>> begin MATERIAL PROVIDED
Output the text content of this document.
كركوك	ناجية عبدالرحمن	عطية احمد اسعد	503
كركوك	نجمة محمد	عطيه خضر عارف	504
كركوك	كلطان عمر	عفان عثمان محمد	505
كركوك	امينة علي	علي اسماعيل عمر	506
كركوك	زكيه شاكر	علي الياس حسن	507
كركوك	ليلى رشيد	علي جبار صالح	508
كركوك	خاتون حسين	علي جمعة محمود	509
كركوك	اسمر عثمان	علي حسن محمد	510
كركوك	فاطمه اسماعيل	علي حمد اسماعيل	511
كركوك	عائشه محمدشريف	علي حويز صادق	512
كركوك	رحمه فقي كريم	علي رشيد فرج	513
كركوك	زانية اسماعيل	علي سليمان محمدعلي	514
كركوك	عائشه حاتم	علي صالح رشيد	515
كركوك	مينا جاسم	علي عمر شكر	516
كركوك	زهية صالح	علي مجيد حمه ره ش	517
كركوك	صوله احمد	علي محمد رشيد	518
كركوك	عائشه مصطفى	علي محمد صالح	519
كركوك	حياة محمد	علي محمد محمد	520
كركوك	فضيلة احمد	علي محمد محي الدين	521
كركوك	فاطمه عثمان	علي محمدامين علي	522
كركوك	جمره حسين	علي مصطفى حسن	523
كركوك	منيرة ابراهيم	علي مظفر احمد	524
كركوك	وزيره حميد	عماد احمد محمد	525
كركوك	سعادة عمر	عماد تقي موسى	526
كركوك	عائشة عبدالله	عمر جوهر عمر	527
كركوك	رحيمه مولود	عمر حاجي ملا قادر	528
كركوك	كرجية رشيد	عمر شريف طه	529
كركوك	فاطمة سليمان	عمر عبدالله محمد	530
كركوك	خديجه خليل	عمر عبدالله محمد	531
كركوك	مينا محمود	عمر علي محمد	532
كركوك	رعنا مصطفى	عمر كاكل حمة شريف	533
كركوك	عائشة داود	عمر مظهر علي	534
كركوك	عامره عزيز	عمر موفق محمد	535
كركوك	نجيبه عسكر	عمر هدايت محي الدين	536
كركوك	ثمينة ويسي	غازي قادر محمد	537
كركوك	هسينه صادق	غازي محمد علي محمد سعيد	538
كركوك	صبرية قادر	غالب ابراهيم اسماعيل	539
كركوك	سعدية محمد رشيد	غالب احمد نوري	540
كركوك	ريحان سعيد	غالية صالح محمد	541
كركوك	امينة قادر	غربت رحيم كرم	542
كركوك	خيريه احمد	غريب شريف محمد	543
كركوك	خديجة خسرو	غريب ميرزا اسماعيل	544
>> end MATERIAL PROVIDED
__TASK DIRECTIONS__.
Check each line of the records above for the word "ابراهيم", then give the number of lines that have it, with no other words.

__TASK ANSWER__.
2